(Records)
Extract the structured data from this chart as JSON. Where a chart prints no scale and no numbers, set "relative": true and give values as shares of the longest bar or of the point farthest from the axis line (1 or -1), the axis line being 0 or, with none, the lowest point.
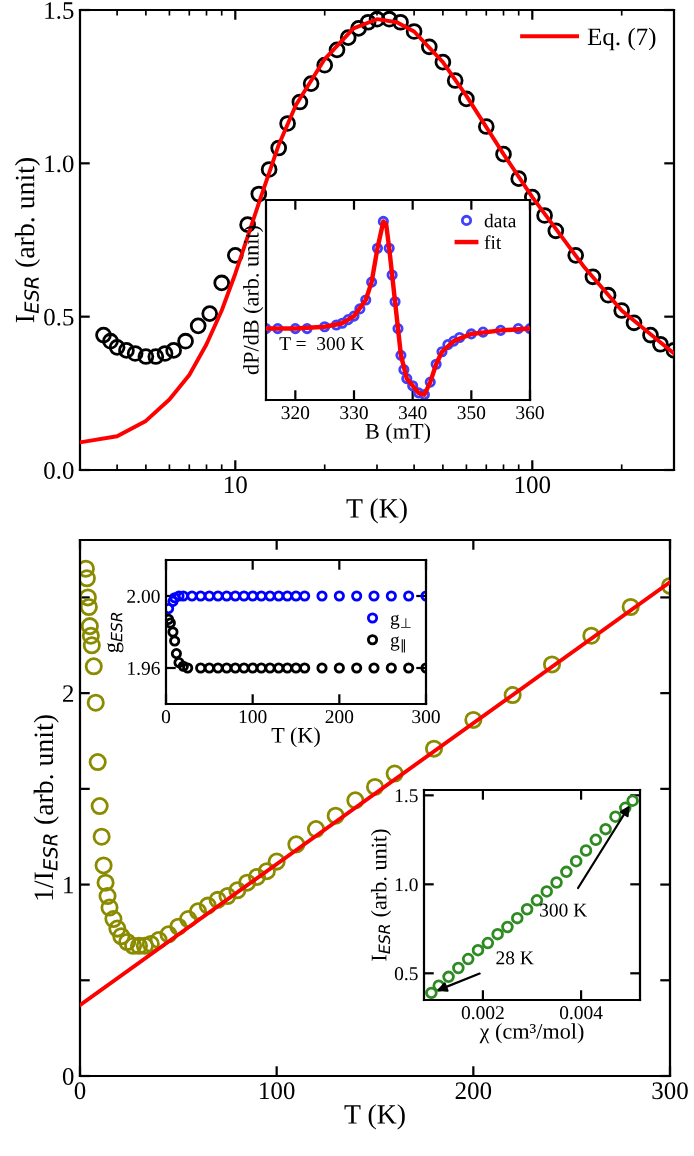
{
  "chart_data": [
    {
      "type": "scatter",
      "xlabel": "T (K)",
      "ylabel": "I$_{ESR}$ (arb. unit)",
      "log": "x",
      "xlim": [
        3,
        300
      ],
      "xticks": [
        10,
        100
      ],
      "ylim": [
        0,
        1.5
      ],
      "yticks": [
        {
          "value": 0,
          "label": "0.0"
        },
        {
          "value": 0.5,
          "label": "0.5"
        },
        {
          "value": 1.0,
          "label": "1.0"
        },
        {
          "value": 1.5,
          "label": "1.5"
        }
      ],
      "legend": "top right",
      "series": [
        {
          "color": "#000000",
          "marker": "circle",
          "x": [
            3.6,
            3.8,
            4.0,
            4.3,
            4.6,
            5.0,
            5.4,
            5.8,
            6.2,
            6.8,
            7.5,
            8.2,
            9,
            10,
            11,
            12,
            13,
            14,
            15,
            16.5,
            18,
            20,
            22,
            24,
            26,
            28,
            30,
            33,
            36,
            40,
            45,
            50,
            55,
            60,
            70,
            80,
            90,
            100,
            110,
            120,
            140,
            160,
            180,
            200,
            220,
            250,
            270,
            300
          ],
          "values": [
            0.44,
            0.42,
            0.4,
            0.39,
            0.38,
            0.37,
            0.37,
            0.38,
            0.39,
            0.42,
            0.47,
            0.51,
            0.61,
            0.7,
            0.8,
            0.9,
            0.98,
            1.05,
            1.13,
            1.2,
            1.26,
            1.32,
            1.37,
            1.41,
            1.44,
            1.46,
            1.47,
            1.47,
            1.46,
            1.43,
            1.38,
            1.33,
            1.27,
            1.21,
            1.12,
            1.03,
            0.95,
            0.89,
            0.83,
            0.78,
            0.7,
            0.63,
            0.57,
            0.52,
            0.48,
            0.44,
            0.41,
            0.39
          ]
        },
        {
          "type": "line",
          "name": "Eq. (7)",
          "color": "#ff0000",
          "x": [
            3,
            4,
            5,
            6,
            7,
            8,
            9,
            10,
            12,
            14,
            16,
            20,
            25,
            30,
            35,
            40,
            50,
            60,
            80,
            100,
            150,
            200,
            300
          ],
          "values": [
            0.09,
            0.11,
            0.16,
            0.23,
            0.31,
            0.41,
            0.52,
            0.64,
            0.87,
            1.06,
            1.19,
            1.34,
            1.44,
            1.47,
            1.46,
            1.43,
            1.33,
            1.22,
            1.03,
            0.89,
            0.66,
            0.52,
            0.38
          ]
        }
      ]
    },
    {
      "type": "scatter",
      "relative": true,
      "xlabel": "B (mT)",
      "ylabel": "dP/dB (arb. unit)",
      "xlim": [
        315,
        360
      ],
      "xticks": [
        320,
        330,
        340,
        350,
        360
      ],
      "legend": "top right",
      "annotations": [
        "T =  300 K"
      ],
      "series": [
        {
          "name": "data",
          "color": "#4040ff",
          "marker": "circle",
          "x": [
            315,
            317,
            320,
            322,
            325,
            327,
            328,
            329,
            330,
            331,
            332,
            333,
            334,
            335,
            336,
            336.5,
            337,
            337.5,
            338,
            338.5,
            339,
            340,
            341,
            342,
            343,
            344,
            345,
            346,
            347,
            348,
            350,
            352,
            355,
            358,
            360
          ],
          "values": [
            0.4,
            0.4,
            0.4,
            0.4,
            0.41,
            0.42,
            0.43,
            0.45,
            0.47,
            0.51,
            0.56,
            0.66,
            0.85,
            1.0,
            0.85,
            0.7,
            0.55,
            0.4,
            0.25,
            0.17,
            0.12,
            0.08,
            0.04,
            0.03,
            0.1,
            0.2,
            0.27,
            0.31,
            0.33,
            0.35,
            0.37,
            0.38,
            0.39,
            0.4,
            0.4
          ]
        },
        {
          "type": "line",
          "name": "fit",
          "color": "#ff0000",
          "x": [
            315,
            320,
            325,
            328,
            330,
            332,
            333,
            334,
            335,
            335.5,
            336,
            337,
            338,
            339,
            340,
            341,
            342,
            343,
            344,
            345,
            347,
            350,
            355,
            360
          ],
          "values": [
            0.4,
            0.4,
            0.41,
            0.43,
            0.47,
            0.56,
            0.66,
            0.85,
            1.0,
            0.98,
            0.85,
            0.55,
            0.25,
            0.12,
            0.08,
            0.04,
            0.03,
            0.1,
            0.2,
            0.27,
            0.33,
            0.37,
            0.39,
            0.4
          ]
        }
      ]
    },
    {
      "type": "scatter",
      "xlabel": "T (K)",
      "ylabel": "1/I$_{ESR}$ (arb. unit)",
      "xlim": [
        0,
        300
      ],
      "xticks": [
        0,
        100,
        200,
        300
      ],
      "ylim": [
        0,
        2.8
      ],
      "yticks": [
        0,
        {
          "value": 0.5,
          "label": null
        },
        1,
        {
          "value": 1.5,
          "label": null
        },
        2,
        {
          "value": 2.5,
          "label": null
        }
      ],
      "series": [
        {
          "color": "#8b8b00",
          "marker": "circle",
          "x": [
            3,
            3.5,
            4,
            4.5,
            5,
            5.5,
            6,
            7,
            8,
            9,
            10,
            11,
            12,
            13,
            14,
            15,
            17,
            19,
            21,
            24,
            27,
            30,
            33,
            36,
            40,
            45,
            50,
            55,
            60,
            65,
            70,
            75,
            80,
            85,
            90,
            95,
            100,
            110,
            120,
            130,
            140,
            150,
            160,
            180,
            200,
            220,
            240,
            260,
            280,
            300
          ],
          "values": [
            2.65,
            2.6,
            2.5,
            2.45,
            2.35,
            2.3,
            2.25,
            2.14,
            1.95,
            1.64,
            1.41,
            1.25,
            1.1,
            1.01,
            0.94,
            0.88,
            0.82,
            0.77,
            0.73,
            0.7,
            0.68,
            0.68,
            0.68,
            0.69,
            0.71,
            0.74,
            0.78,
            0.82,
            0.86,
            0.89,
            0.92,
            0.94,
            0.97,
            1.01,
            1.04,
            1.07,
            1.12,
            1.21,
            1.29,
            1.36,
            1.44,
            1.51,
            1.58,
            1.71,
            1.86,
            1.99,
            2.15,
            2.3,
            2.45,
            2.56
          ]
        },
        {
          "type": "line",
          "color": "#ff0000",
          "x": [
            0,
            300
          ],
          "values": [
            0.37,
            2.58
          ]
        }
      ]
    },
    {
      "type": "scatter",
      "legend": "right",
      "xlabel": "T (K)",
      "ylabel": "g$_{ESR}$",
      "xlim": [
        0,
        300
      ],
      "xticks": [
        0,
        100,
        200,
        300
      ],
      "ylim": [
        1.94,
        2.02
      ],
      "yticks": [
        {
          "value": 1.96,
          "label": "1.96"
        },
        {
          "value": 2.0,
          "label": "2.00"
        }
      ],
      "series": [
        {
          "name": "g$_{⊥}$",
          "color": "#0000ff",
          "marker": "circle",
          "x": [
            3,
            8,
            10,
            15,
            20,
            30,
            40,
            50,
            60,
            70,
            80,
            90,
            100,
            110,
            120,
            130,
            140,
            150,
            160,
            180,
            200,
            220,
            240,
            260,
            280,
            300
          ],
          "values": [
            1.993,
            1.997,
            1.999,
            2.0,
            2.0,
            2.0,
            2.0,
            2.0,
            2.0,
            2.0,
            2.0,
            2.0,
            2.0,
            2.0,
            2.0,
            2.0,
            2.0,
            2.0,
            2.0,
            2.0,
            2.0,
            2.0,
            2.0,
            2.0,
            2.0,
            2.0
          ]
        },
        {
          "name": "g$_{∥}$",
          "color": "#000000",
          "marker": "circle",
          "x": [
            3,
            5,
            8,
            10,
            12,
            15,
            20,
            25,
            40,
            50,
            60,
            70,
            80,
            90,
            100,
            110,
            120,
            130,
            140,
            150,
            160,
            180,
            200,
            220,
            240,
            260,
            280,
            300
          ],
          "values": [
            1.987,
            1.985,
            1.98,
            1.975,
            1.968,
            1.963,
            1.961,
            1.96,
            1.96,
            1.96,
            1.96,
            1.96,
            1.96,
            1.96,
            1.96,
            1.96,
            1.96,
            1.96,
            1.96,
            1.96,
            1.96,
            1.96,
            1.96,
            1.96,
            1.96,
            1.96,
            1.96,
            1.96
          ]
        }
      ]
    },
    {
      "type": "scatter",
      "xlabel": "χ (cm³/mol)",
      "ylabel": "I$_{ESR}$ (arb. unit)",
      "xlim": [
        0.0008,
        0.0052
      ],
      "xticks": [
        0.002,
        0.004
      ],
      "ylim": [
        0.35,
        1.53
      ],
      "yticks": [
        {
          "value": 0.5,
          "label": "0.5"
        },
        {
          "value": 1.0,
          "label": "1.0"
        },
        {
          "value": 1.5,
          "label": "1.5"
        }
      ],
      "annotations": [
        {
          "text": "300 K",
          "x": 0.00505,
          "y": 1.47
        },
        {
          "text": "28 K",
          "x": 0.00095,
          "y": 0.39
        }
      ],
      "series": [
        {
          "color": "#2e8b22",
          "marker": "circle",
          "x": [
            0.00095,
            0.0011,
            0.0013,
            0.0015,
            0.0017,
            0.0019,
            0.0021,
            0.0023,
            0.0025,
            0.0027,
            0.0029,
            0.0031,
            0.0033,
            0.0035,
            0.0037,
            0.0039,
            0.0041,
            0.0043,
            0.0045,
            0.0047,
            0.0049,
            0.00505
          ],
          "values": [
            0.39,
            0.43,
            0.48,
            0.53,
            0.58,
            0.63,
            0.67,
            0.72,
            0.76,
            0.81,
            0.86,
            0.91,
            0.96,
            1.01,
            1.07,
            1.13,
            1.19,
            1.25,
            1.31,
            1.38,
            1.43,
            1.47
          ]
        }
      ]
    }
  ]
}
==
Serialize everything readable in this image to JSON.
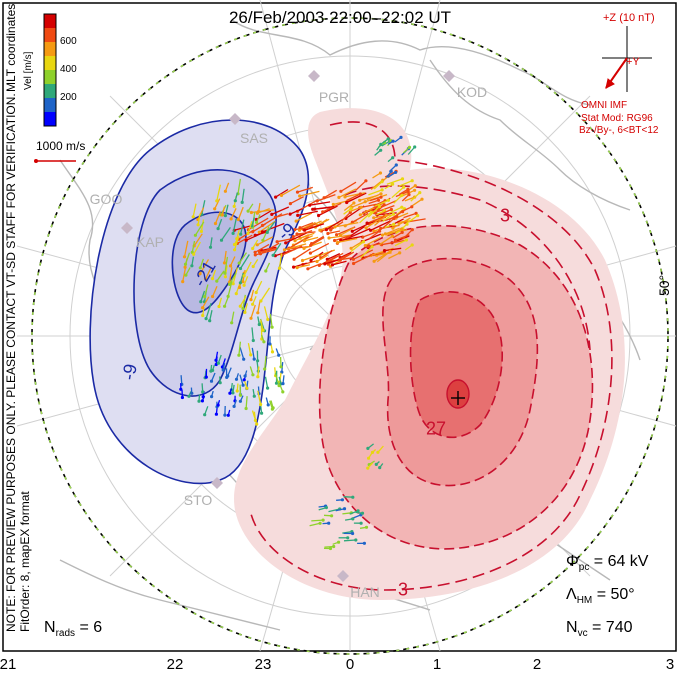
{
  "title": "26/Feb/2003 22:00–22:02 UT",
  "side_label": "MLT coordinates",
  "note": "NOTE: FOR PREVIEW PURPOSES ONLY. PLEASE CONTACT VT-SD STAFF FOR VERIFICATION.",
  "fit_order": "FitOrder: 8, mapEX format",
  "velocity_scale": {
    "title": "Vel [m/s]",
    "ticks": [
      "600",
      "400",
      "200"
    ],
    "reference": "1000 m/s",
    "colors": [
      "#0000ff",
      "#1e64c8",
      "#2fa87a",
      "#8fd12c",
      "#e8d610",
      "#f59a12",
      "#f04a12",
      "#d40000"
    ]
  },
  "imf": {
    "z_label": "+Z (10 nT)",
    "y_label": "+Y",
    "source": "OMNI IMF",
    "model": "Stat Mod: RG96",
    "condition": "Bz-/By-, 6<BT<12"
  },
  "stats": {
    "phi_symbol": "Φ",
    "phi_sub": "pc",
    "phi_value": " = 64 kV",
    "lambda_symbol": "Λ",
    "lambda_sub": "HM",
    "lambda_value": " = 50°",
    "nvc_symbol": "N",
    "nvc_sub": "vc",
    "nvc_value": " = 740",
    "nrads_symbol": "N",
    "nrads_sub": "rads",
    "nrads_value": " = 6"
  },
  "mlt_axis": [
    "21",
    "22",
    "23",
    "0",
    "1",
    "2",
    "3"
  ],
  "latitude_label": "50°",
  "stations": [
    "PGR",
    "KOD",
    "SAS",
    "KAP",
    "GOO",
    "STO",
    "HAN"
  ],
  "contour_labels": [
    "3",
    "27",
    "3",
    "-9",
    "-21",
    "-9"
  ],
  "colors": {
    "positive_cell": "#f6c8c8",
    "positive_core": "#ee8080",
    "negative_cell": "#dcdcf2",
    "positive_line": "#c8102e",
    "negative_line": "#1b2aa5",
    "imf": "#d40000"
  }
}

JOB =
Find "name". Copy every line it occurs in.

WORKED SOLUTION =
          "name": "Eq. (7)",
          "name": "data",
          "name": "fit",
          "name": "g$_{⊥}$",
          "name": "g$_{∥}$",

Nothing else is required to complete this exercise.